PROBLEM TO WORK ON
Reproduce every line of the records below word for word, omitting the pictures.

-- begin DATA PROVIDED --

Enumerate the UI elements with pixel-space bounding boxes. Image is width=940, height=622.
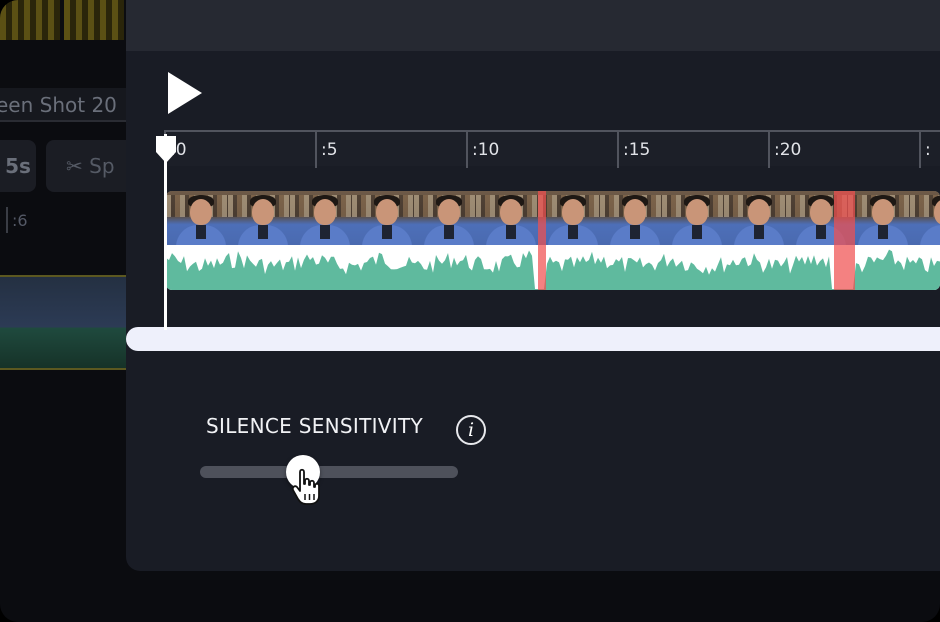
background-split-label: Sp xyxy=(89,154,115,178)
background-clip xyxy=(0,275,130,370)
video-track[interactable] xyxy=(166,191,940,290)
ruler-tick xyxy=(768,132,770,168)
play-icon[interactable] xyxy=(166,70,206,116)
silence-marker[interactable] xyxy=(538,191,546,290)
ruler-tick xyxy=(617,132,619,168)
video-frame xyxy=(166,191,230,245)
background-duration-chip: 5s xyxy=(0,140,36,192)
timeline-scroll-bar[interactable] xyxy=(126,327,940,351)
ruler-tick xyxy=(466,132,468,168)
video-frame xyxy=(290,191,354,245)
background-thumbnail-strip xyxy=(0,0,130,44)
background-ruler: :6 xyxy=(0,205,130,241)
ruler-tick xyxy=(315,132,317,168)
video-frame xyxy=(848,191,912,245)
ruler-label: :15 xyxy=(623,140,651,160)
video-frame xyxy=(600,191,664,245)
video-frame xyxy=(724,191,788,245)
ruler-label: :5 xyxy=(321,140,338,160)
video-frames-strip xyxy=(166,191,940,245)
background-ruler-label: :6 xyxy=(12,211,28,230)
silence-sensitivity-slider[interactable] xyxy=(200,455,458,489)
ruler-label: : xyxy=(925,140,931,160)
ruler-tick xyxy=(919,132,921,168)
video-frame xyxy=(414,191,478,245)
silence-sensitivity-label: SILENCE SENSITIVITY xyxy=(206,414,424,438)
background-split-button: ✂ Sp xyxy=(46,140,136,192)
video-frame xyxy=(228,191,292,245)
playhead-handle[interactable] xyxy=(154,134,178,164)
info-icon[interactable]: i xyxy=(456,415,486,445)
ruler-label: :10 xyxy=(472,140,500,160)
modal-header xyxy=(126,0,940,51)
video-frame xyxy=(352,191,416,245)
scissors-icon: ✂ xyxy=(66,154,83,178)
audio-waveform xyxy=(166,249,940,290)
video-frame xyxy=(476,191,540,245)
silence-removal-modal: :0:5:10:15:20: SILENCE SENSITIVITY i xyxy=(126,0,940,571)
video-frame xyxy=(910,191,940,245)
background-file-title: een Shot 20 xyxy=(0,88,132,122)
ruler-label: :20 xyxy=(774,140,802,160)
video-frame xyxy=(662,191,726,245)
timeline-ruler: :0:5:10:15:20: xyxy=(164,130,940,168)
video-frame xyxy=(538,191,602,245)
timeline: :0:5:10:15:20: xyxy=(126,130,940,330)
slider-thumb[interactable] xyxy=(286,455,321,489)
silence-marker[interactable] xyxy=(834,191,855,290)
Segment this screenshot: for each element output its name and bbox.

-- end DATA PROVIDED --

FINISHED TASK
Enumerate the UI elements with pixel-space bounding boxes. Image is width=940, height=622.
background-split-label: Sp xyxy=(89,154,115,178)
background-clip xyxy=(0,275,130,370)
video-track[interactable] xyxy=(166,191,940,290)
ruler-tick xyxy=(768,132,770,168)
play-icon[interactable] xyxy=(166,70,206,116)
silence-marker[interactable] xyxy=(538,191,546,290)
ruler-tick xyxy=(617,132,619,168)
video-frame xyxy=(166,191,230,245)
background-duration-chip: 5s xyxy=(0,140,36,192)
timeline-scroll-bar[interactable] xyxy=(126,327,940,351)
ruler-tick xyxy=(466,132,468,168)
video-frame xyxy=(290,191,354,245)
background-thumbnail-strip xyxy=(0,0,130,44)
background-ruler: :6 xyxy=(0,205,130,241)
ruler-tick xyxy=(315,132,317,168)
video-frame xyxy=(848,191,912,245)
ruler-label: :15 xyxy=(623,140,651,160)
video-frame xyxy=(600,191,664,245)
video-frame xyxy=(724,191,788,245)
ruler-label: :5 xyxy=(321,140,338,160)
video-frames-strip xyxy=(166,191,940,245)
background-ruler-label: :6 xyxy=(12,211,28,230)
silence-sensitivity-slider[interactable] xyxy=(200,455,458,489)
ruler-label: : xyxy=(925,140,931,160)
ruler-tick xyxy=(919,132,921,168)
video-frame xyxy=(414,191,478,245)
silence-sensitivity-label: SILENCE SENSITIVITY xyxy=(206,414,424,438)
background-split-button: ✂ Sp xyxy=(46,140,136,192)
video-frame xyxy=(228,191,292,245)
playhead-handle[interactable] xyxy=(154,134,178,164)
info-icon[interactable]: i xyxy=(456,415,486,445)
ruler-label: :10 xyxy=(472,140,500,160)
modal-header xyxy=(126,0,940,51)
video-frame xyxy=(352,191,416,245)
scissors-icon: ✂ xyxy=(66,154,83,178)
audio-waveform xyxy=(166,249,940,290)
video-frame xyxy=(476,191,540,245)
silence-removal-modal: :0:5:10:15:20: SILENCE SENSITIVITY i xyxy=(126,0,940,571)
video-frame xyxy=(910,191,940,245)
background-file-title: een Shot 20 xyxy=(0,88,132,122)
ruler-label: :20 xyxy=(774,140,802,160)
video-frame xyxy=(662,191,726,245)
timeline-ruler: :0:5:10:15:20: xyxy=(164,130,940,168)
video-frame xyxy=(538,191,602,245)
timeline: :0:5:10:15:20: xyxy=(126,130,940,330)
slider-thumb[interactable] xyxy=(286,455,321,489)
silence-marker[interactable] xyxy=(834,191,855,290)
Segment this screenshot: for each element output its name and bbox.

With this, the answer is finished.